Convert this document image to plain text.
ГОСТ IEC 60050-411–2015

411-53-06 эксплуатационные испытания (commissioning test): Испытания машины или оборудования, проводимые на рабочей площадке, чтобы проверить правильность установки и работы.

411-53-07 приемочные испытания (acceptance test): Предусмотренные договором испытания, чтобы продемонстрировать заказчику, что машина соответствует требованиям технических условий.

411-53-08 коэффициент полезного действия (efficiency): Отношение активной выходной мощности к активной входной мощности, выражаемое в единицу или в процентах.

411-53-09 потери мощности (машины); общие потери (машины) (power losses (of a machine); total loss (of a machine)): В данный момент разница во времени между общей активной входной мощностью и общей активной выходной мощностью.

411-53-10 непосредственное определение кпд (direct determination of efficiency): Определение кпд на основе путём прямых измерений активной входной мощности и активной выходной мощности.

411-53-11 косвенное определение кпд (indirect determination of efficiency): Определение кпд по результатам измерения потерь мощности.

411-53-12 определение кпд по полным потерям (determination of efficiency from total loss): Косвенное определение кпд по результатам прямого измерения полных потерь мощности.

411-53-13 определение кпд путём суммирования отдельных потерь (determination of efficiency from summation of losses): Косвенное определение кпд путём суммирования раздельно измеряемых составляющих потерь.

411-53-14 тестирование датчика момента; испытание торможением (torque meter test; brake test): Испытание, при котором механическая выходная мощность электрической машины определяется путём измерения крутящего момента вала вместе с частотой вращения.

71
******************************
### [Stated problem]
Write out the full listing, keeping every line exactly as it is.

### [Worked solution]
Convert this document image to plain text.
ГОСТ IEC 60050-411–2015

411-53-06 эксплуатационные испытания (commissioning test): Испытания машины или оборудования, проводимые на рабочей площадке, чтобы проверить правильность установки и работы.

411-53-07 приемочные испытания (acceptance test): Предусмотренные договором испытания, чтобы продемонстрировать заказчику, что машина соответствует требованиям технических условий.

411-53-08 коэффициент полезного действия (efficiency): Отношение активной выходной мощности к активной входной мощности, выражаемое в единицу или в процентах.

411-53-09 потери мощности (машины); общие потери (машины) (power losses (of a machine); total loss (of a machine)): В данный момент разница во времени между общей активной входной мощностью и общей активной выходной мощностью.

411-53-10 непосредственное определение кпд (direct determination of efficiency): Определение кпд на основе путём прямых измерений активной входной мощности и активной выходной мощности.

411-53-11 косвенное определение кпд (indirect determination of efficiency): Определение кпд по результатам измерения потерь мощности.

411-53-12 определение кпд по полным потерям (determination of efficiency from total loss): Косвенное определение кпд по результатам прямого измерения полных потерь мощности.

411-53-13 определение кпд путём суммирования отдельных потерь (determination of efficiency from summation of losses): Косвенное определение кпд путём суммирования раздельно измеряемых составляющих потерь.

411-53-14 тестирование датчика момента; испытание торможением (torque meter test; brake test): Испытание, при котором механическая выходная мощность электрической машины определяется путём измерения крутящего момента вала вместе с частотой вращения.

71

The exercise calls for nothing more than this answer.